▶ [SET EXERCISE]:
In the data, extract each line that holds the string "мобильности".

▶ [Dataset items]:
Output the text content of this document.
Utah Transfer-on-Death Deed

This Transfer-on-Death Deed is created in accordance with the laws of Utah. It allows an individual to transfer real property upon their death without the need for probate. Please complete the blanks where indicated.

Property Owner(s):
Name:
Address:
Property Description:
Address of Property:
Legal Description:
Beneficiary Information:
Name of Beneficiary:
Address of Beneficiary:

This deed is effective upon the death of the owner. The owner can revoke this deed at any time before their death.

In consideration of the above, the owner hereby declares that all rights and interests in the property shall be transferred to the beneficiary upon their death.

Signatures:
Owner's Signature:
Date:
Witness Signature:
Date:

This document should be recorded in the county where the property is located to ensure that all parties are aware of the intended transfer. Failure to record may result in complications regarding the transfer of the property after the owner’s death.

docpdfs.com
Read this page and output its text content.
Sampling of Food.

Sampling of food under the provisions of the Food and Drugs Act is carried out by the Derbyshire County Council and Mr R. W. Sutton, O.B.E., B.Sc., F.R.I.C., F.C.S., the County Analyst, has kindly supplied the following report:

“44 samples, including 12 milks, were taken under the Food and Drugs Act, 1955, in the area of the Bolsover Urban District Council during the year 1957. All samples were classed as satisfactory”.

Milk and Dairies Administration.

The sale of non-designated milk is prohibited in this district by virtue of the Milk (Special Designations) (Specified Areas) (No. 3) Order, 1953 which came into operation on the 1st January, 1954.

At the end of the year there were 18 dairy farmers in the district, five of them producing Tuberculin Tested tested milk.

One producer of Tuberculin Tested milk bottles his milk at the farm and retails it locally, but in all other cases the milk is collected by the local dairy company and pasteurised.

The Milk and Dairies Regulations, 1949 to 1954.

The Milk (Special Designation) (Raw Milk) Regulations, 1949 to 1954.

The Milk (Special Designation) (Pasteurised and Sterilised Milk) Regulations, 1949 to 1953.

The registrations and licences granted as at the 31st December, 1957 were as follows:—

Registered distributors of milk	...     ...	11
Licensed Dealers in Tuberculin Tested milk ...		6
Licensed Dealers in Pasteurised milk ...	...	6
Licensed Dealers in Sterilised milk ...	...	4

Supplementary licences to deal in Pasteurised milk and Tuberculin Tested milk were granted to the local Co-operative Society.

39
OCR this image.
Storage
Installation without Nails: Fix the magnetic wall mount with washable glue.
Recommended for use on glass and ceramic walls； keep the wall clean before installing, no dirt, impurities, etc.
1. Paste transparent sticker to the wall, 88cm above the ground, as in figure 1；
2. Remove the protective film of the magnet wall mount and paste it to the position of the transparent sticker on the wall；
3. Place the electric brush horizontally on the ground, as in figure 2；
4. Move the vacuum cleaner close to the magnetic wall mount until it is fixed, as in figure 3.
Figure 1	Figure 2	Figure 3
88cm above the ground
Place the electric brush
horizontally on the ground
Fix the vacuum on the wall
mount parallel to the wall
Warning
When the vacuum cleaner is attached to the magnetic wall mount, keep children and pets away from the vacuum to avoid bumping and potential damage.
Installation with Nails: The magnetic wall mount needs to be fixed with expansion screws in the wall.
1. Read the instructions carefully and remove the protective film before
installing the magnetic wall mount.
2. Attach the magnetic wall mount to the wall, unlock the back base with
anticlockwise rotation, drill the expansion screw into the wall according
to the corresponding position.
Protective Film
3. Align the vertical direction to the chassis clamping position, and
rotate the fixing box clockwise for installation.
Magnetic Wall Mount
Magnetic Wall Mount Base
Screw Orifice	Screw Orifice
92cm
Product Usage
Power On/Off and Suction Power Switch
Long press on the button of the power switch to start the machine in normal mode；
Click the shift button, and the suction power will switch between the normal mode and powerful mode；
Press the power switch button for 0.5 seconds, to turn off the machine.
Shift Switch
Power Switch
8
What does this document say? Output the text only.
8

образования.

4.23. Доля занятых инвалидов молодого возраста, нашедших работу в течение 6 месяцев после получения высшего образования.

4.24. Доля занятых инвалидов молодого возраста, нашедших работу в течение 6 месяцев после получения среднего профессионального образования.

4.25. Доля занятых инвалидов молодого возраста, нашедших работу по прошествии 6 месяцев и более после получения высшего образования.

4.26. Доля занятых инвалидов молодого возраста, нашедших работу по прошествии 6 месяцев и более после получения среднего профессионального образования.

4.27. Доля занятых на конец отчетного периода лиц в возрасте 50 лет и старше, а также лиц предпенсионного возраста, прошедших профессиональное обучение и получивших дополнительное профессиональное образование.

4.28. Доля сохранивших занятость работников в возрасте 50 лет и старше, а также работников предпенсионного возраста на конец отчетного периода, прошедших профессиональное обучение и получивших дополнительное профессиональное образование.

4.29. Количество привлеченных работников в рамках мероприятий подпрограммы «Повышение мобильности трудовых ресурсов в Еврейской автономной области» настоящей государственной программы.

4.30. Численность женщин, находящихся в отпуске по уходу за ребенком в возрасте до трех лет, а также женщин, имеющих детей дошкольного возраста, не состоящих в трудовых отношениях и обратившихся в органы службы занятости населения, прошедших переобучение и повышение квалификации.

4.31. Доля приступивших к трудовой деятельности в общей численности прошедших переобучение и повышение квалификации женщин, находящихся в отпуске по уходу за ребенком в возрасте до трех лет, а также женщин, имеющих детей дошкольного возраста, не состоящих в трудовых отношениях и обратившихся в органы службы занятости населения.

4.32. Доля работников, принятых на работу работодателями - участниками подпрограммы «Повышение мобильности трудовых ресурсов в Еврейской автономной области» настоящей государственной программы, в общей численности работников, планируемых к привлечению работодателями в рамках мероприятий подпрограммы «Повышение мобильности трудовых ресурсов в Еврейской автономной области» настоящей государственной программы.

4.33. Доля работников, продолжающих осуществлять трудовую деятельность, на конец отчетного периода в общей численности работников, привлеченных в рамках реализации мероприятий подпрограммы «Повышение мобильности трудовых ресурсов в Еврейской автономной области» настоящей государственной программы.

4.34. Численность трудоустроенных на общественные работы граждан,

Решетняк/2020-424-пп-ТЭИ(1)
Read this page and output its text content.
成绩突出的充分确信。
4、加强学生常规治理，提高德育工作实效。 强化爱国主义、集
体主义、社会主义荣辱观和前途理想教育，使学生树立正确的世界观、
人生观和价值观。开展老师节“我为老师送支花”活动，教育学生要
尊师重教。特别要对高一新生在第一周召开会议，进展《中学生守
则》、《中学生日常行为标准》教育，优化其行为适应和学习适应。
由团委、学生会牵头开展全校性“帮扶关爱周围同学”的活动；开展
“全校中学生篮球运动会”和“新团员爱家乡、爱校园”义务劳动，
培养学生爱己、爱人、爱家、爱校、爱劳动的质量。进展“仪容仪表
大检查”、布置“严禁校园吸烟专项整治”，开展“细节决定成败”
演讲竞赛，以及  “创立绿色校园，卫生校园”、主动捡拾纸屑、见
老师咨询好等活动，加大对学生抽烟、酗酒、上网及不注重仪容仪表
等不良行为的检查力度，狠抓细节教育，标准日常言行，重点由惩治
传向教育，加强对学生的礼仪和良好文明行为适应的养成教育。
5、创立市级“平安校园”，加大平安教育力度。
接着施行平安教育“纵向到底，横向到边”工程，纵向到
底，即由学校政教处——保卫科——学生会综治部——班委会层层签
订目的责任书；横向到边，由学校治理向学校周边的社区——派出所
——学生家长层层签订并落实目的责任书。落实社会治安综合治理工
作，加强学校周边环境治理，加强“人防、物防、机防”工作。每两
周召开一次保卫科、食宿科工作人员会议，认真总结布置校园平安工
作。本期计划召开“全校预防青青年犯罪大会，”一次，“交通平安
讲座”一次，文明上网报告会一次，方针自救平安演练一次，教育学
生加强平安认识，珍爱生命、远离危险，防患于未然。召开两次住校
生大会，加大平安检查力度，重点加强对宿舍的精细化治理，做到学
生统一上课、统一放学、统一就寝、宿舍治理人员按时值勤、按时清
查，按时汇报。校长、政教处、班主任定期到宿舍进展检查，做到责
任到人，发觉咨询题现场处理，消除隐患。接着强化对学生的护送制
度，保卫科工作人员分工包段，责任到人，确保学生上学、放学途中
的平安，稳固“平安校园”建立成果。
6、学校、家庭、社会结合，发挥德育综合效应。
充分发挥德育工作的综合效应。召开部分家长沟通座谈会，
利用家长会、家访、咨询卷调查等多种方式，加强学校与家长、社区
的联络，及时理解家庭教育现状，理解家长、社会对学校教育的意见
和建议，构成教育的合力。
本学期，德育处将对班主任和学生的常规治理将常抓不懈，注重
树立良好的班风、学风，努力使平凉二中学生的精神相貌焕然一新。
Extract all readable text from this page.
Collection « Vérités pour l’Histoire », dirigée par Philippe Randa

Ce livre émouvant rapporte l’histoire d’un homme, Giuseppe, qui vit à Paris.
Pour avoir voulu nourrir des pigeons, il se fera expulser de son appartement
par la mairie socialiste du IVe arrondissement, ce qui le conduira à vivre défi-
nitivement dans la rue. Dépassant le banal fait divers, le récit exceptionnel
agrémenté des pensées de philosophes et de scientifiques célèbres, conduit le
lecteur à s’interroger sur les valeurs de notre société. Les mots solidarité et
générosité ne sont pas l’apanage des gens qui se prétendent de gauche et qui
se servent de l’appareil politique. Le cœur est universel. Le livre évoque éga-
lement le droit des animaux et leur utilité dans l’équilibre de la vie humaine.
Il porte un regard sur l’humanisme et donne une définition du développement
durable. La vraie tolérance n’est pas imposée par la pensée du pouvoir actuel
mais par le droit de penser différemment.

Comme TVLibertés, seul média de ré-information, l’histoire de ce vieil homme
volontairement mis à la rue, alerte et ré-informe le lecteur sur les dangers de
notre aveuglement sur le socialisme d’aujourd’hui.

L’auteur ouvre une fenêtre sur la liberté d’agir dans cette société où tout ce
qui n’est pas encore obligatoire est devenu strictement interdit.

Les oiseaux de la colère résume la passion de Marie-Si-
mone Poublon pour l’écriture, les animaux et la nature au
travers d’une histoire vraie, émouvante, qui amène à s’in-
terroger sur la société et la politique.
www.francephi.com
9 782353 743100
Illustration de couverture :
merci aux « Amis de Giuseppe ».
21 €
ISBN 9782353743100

▶ [WRITTEN RESPONSE]:
4.29. Количество привлеченных работников в рамках мероприятий подпрограммы «Повышение мобильности трудовых ресурсов в Еврейской автономной области» настоящей государственной программы.
4.32. Доля работников, принятых на работу работодателями - участниками подпрограммы «Повышение мобильности трудовых ресурсов в Еврейской автономной области» настоящей государственной программы, в общей численности работников, планируемых к привлечению работодателями в рамках мероприятий подпрограммы «Повышение мобильности трудовых ресурсов в Еврейской автономной области» настоящей государственной программы.
4.33. Доля работников, продолжающих осуществлять трудовую деятельность, на конец отчетного периода в общей численности работников, привлеченных в рамках реализации мероприятий подпрограммы «Повышение мобильности трудовых ресурсов в Еврейской автономной области» настоящей государственной программы.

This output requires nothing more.